STATED GOAL: Copy out, from the entries below, each line holding the string "醉翁亭记".

START DATA SUPPLIED

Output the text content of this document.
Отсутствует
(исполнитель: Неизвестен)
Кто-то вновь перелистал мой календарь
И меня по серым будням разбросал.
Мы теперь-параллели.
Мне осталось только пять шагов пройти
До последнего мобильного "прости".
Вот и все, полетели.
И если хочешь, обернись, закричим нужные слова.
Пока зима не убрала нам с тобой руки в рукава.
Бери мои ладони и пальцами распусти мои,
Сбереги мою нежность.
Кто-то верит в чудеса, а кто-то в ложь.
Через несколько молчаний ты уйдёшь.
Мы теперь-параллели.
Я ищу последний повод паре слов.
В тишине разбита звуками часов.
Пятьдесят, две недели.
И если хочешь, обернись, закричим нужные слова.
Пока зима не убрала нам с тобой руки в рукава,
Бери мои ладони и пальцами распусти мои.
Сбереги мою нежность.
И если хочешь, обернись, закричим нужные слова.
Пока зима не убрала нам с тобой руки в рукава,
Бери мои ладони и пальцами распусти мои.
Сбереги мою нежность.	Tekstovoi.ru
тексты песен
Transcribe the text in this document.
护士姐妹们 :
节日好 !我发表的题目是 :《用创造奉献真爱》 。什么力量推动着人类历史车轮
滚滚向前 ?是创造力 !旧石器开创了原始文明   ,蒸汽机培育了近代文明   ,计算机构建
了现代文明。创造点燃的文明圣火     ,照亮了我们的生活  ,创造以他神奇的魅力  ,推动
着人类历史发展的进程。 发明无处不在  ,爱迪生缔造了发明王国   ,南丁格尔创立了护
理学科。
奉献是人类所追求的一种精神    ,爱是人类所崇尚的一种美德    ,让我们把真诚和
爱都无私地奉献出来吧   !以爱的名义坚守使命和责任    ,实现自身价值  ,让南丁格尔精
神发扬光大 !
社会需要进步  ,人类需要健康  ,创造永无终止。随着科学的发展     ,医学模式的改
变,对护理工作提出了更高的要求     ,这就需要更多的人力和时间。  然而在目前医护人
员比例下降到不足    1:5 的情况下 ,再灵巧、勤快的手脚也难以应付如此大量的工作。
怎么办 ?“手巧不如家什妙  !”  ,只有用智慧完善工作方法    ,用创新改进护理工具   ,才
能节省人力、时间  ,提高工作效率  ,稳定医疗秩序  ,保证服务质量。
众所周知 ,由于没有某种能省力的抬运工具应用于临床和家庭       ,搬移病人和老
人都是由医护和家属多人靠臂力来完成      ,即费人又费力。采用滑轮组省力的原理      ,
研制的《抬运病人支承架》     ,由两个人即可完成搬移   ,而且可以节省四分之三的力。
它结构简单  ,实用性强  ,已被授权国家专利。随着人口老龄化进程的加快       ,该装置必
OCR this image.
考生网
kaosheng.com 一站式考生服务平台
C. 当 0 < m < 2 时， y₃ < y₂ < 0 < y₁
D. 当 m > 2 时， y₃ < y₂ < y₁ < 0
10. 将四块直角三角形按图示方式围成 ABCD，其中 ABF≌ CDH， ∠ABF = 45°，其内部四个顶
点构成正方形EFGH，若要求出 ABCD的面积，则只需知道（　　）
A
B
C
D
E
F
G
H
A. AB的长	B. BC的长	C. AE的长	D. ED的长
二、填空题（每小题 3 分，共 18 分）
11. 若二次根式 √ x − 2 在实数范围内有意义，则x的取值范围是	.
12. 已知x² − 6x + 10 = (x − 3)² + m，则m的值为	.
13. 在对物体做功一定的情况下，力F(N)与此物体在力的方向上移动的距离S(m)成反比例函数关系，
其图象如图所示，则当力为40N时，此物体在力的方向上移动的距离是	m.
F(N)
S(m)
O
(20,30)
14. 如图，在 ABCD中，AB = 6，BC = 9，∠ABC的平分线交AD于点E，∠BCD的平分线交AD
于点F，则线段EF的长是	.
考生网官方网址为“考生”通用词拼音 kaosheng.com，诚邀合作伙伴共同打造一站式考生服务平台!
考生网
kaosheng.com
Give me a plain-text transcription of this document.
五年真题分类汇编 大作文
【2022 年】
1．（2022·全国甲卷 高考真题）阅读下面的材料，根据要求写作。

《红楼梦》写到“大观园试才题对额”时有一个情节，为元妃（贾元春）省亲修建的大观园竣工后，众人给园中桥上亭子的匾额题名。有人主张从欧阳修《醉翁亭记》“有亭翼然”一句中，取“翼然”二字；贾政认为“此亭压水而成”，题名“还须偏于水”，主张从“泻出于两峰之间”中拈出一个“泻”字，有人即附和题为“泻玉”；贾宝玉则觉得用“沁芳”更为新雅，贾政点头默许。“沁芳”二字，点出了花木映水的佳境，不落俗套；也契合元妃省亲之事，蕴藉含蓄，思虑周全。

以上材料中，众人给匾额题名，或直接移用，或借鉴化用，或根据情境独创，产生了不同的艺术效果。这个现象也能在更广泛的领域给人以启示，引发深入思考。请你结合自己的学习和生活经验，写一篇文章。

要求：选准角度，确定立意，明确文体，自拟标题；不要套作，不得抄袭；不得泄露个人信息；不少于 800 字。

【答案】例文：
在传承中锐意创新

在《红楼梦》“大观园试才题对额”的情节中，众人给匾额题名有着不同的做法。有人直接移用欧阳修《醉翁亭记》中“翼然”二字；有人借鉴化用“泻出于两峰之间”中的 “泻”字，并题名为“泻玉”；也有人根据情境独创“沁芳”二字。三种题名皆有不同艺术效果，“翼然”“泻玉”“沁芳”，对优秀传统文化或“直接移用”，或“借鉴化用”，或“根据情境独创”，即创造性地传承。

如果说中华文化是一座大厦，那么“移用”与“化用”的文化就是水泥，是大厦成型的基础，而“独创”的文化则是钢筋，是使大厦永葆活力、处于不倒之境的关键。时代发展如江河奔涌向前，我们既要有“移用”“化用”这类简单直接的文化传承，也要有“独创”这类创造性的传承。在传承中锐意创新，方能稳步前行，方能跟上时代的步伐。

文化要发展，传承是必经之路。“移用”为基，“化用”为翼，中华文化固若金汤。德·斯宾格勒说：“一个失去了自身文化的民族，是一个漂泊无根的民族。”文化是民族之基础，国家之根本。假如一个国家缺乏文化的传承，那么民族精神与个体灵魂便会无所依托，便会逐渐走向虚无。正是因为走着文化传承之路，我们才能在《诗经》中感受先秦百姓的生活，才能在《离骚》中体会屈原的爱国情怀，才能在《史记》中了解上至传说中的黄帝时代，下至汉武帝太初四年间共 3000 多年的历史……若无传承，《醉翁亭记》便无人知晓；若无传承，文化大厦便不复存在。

END DATA SUPPLIED

FINAL ANSWER:
《红楼梦》写到“大观园试才题对额”时有一个情节，为元妃（贾元春）省亲修建的大观园竣工后，众人给园中桥上亭子的匾额题名。有人主张从欧阳修《醉翁亭记》“有亭翼然”一句中，取“翼然”二字；贾政认为“此亭压水而成”，题名“还须偏于水”，主张从“泻出于两峰之间”中拈出一个“泻”字，有人即附和题为“泻玉”；贾宝玉则觉得用“沁芳”更为新雅，贾政点头默许。“沁芳”二字，点出了花木映水的佳境，不落俗套；也契合元妃省亲之事，蕴藉含蓄，思虑周全。
在《红楼梦》“大观园试才题对额”的情节中，众人给匾额题名有着不同的做法。有人直接移用欧阳修《醉翁亭记》中“翼然”二字；有人借鉴化用“泻出于两峰之间”中的 “泻”字，并题名为“泻玉”；也有人根据情境独创“沁芳”二字。三种题名皆有不同艺术效果，“翼然”“泻玉”“沁芳”，对优秀传统文化或“直接移用”，或“借鉴化用”，或“根据情境独创”，即创造性地传承。
文化要发展，传承是必经之路。“移用”为基，“化用”为翼，中华文化固若金汤。德·斯宾格勒说：“一个失去了自身文化的民族，是一个漂泊无根的民族。”文化是民族之基础，国家之根本。假如一个国家缺乏文化的传承，那么民族精神与个体灵魂便会无所依托，便会逐渐走向虚无。正是因为走着文化传承之路，我们才能在《诗经》中感受先秦百姓的生活，才能在《离骚》中体会屈原的爱国情怀，才能在《史记》中了解上至传说中的黄帝时代，下至汉武帝太初四年间共 3000 多年的历史……若无传承，《醉翁亭记》便无人知晓；若无传承，文化大厦便不复存在。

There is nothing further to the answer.